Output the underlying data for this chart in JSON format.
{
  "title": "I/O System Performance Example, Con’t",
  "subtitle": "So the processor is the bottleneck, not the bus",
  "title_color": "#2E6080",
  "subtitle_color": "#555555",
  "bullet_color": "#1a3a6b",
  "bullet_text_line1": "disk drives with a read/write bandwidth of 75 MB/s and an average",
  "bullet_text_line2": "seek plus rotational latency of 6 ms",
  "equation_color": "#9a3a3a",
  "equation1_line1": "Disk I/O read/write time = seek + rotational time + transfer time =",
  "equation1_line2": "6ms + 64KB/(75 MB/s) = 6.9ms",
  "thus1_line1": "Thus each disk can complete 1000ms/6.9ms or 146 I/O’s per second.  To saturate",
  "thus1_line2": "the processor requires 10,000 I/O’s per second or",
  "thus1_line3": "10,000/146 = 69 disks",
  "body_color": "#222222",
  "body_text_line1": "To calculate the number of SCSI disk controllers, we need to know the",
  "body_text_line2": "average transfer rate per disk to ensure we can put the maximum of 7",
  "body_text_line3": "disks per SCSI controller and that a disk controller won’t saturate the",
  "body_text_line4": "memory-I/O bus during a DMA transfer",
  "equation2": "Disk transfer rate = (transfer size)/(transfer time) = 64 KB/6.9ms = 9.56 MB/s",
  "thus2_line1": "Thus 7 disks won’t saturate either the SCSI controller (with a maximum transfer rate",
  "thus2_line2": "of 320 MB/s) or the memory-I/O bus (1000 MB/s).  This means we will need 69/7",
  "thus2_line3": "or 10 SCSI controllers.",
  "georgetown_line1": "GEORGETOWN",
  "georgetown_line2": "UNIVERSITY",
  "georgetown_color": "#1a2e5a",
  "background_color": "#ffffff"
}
__________
* _What is required_
Repeat the entries exactly, all of them.

* _Result for this task_
Output the underlying data for this chart in JSON format.
{
  "title": "I/O System Performance Example, Con’t",
  "subtitle": "So the processor is the bottleneck, not the bus",
  "title_color": "#2E6080",
  "subtitle_color": "#555555",
  "bullet_color": "#1a3a6b",
  "bullet_text_line1": "disk drives with a read/write bandwidth of 75 MB/s and an average",
  "bullet_text_line2": "seek plus rotational latency of 6 ms",
  "equation_color": "#9a3a3a",
  "equation1_line1": "Disk I/O read/write time = seek + rotational time + transfer time =",
  "equation1_line2": "6ms + 64KB/(75 MB/s) = 6.9ms",
  "thus1_line1": "Thus each disk can complete 1000ms/6.9ms or 146 I/O’s per second.  To saturate",
  "thus1_line2": "the processor requires 10,000 I/O’s per second or",
  "thus1_line3": "10,000/146 = 69 disks",
  "body_color": "#222222",
  "body_text_line1": "To calculate the number of SCSI disk controllers, we need to know the",
  "body_text_line2": "average transfer rate per disk to ensure we can put the maximum of 7",
  "body_text_line3": "disks per SCSI controller and that a disk controller won’t saturate the",
  "body_text_line4": "memory-I/O bus during a DMA transfer",
  "equation2": "Disk transfer rate = (transfer size)/(transfer time) = 64 KB/6.9ms = 9.56 MB/s",
  "thus2_line1": "Thus 7 disks won’t saturate either the SCSI controller (with a maximum transfer rate",
  "thus2_line2": "of 320 MB/s) or the memory-I/O bus (1000 MB/s).  This means we will need 69/7",
  "thus2_line3": "or 10 SCSI controllers.",
  "georgetown_line1": "GEORGETOWN",
  "georgetown_line2": "UNIVERSITY",
  "georgetown_color": "#1a2e5a",
  "background_color": "#ffffff"
}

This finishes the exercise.